Stated goal: Here are some records. Copy each one exactly.

Information supplied:

*****

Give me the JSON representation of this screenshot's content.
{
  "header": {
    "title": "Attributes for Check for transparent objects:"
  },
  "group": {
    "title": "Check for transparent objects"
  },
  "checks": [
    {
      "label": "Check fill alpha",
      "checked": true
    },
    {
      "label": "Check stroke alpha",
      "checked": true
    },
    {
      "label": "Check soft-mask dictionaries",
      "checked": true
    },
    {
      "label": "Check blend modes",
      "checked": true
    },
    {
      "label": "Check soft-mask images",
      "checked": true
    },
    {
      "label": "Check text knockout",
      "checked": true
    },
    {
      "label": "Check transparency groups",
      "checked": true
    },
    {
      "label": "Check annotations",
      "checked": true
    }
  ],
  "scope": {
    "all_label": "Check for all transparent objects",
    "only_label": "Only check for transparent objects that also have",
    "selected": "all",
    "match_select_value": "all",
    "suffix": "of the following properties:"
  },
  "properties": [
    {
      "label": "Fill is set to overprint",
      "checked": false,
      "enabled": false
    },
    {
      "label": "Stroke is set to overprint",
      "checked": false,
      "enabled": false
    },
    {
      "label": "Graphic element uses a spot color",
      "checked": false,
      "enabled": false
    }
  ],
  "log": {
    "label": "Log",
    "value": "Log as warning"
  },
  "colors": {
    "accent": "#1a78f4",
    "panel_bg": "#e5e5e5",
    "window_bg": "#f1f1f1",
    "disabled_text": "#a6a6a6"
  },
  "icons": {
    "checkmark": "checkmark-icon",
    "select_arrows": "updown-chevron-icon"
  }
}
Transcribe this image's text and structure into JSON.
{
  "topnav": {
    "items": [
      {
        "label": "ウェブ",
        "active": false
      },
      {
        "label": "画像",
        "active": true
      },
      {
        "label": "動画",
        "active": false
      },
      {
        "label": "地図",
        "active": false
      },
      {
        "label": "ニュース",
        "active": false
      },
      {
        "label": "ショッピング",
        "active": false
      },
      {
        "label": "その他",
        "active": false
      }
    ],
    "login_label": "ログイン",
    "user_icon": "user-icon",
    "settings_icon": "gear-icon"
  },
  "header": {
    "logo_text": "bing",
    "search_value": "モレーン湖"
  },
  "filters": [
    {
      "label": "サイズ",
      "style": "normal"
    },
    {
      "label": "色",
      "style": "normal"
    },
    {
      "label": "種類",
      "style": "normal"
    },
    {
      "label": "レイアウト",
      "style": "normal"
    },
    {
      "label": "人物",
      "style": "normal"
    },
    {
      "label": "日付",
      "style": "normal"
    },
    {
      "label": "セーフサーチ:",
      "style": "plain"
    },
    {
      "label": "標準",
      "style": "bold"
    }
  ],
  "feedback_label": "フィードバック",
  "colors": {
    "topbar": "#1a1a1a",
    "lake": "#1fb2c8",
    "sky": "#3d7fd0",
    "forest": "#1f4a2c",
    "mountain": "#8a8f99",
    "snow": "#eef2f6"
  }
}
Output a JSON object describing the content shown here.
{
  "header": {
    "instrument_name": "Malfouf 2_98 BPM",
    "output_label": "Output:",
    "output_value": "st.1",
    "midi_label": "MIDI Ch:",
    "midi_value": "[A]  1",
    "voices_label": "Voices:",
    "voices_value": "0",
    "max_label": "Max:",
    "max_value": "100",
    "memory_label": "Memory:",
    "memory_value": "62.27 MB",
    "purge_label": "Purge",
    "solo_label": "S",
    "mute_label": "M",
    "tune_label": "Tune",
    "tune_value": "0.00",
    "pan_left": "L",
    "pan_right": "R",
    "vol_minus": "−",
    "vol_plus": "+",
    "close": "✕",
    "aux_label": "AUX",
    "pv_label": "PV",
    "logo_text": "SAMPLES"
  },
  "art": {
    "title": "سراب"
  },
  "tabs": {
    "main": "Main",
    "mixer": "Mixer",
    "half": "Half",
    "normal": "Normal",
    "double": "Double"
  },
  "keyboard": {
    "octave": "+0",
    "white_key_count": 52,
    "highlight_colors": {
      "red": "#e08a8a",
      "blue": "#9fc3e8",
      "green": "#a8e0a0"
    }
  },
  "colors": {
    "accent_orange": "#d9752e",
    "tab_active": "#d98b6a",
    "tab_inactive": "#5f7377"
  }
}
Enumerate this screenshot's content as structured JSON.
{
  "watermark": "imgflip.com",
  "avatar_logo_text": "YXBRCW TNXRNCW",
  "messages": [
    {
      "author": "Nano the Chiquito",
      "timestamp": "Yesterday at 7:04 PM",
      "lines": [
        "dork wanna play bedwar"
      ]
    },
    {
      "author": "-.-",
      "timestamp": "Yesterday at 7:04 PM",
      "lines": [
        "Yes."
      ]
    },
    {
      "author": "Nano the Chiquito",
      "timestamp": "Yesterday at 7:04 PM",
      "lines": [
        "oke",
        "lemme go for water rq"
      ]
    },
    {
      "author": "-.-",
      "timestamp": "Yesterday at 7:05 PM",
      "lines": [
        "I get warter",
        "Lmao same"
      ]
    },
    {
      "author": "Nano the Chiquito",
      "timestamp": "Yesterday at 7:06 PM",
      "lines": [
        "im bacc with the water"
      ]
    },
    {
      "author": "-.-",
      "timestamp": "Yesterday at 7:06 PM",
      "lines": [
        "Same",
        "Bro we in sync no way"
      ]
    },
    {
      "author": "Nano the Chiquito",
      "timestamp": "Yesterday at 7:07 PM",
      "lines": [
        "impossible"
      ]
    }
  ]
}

*****

The result:
Give me the JSON representation of this screenshot's content.
{
  "header": {
    "title": "Attributes for Check for transparent objects:"
  },
  "group": {
    "title": "Check for transparent objects"
  },
  "checks": [
    {
      "label": "Check fill alpha",
      "checked": true
    },
    {
      "label": "Check stroke alpha",
      "checked": true
    },
    {
      "label": "Check soft-mask dictionaries",
      "checked": true
    },
    {
      "label": "Check blend modes",
      "checked": true
    },
    {
      "label": "Check soft-mask images",
      "checked": true
    },
    {
      "label": "Check text knockout",
      "checked": true
    },
    {
      "label": "Check transparency groups",
      "checked": true
    },
    {
      "label": "Check annotations",
      "checked": true
    }
  ],
  "scope": {
    "all_label": "Check for all transparent objects",
    "only_label": "Only check for transparent objects that also have",
    "selected": "all",
    "match_select_value": "all",
    "suffix": "of the following properties:"
  },
  "properties": [
    {
      "label": "Fill is set to overprint",
      "checked": false,
      "enabled": false
    },
    {
      "label": "Stroke is set to overprint",
      "checked": false,
      "enabled": false
    },
    {
      "label": "Graphic element uses a spot color",
      "checked": false,
      "enabled": false
    }
  ],
  "log": {
    "label": "Log",
    "value": "Log as warning"
  },
  "colors": {
    "accent": "#1a78f4",
    "panel_bg": "#e5e5e5",
    "window_bg": "#f1f1f1",
    "disabled_text": "#a6a6a6"
  },
  "icons": {
    "checkmark": "checkmark-icon",
    "select_arrows": "updown-chevron-icon"
  }
}
Transcribe this image's text and structure into JSON.
{
  "topnav": {
    "items": [
      {
        "label": "ウェブ",
        "active": false
      },
      {
        "label": "画像",
        "active": true
      },
      {
        "label": "動画",
        "active": false
      },
      {
        "label": "地図",
        "active": false
      },
      {
        "label": "ニュース",
        "active": false
      },
      {
        "label": "ショッピング",
        "active": false
      },
      {
        "label": "その他",
        "active": false
      }
    ],
    "login_label": "ログイン",
    "user_icon": "user-icon",
    "settings_icon": "gear-icon"
  },
  "header": {
    "logo_text": "bing",
    "search_value": "モレーン湖"
  },
  "filters": [
    {
      "label": "サイズ",
      "style": "normal"
    },
    {
      "label": "色",
      "style": "normal"
    },
    {
      "label": "種類",
      "style": "normal"
    },
    {
      "label": "レイアウト",
      "style": "normal"
    },
    {
      "label": "人物",
      "style": "normal"
    },
    {
      "label": "日付",
      "style": "normal"
    },
    {
      "label": "セーフサーチ:",
      "style": "plain"
    },
    {
      "label": "標準",
      "style": "bold"
    }
  ],
  "feedback_label": "フィードバック",
  "colors": {
    "topbar": "#1a1a1a",
    "lake": "#1fb2c8",
    "sky": "#3d7fd0",
    "forest": "#1f4a2c",
    "mountain": "#8a8f99",
    "snow": "#eef2f6"
  }
}
Output a JSON object describing the content shown here.
{
  "header": {
    "instrument_name": "Malfouf 2_98 BPM",
    "output_label": "Output:",
    "output_value": "st.1",
    "midi_label": "MIDI Ch:",
    "midi_value": "[A]  1",
    "voices_label": "Voices:",
    "voices_value": "0",
    "max_label": "Max:",
    "max_value": "100",
    "memory_label": "Memory:",
    "memory_value": "62.27 MB",
    "purge_label": "Purge",
    "solo_label": "S",
    "mute_label": "M",
    "tune_label": "Tune",
    "tune_value": "0.00",
    "pan_left": "L",
    "pan_right": "R",
    "vol_minus": "−",
    "vol_plus": "+",
    "close": "✕",
    "aux_label": "AUX",
    "pv_label": "PV",
    "logo_text": "SAMPLES"
  },
  "art": {
    "title": "سراب"
  },
  "tabs": {
    "main": "Main",
    "mixer": "Mixer",
    "half": "Half",
    "normal": "Normal",
    "double": "Double"
  },
  "keyboard": {
    "octave": "+0",
    "white_key_count": 52,
    "highlight_colors": {
      "red": "#e08a8a",
      "blue": "#9fc3e8",
      "green": "#a8e0a0"
    }
  },
  "colors": {
    "accent_orange": "#d9752e",
    "tab_active": "#d98b6a",
    "tab_inactive": "#5f7377"
  }
}
Enumerate this screenshot's content as structured JSON.
{
  "watermark": "imgflip.com",
  "avatar_logo_text": "YXBRCW TNXRNCW",
  "messages": [
    {
      "author": "Nano the Chiquito",
      "timestamp": "Yesterday at 7:04 PM",
      "lines": [
        "dork wanna play bedwar"
      ]
    },
    {
      "author": "-.-",
      "timestamp": "Yesterday at 7:04 PM",
      "lines": [
        "Yes."
      ]
    },
    {
      "author": "Nano the Chiquito",
      "timestamp": "Yesterday at 7:04 PM",
      "lines": [
        "oke",
        "lemme go for water rq"
      ]
    },
    {
      "author": "-.-",
      "timestamp": "Yesterday at 7:05 PM",
      "lines": [
        "I get warter",
        "Lmao same"
      ]
    },
    {
      "author": "Nano the Chiquito",
      "timestamp": "Yesterday at 7:06 PM",
      "lines": [
        "im bacc with the water"
      ]
    },
    {
      "author": "-.-",
      "timestamp": "Yesterday at 7:06 PM",
      "lines": [
        "Same",
        "Bro we in sync no way"
      ]
    },
    {
      "author": "Nano the Chiquito",
      "timestamp": "Yesterday at 7:07 PM",
      "lines": [
        "impossible"
      ]
    }
  ]
}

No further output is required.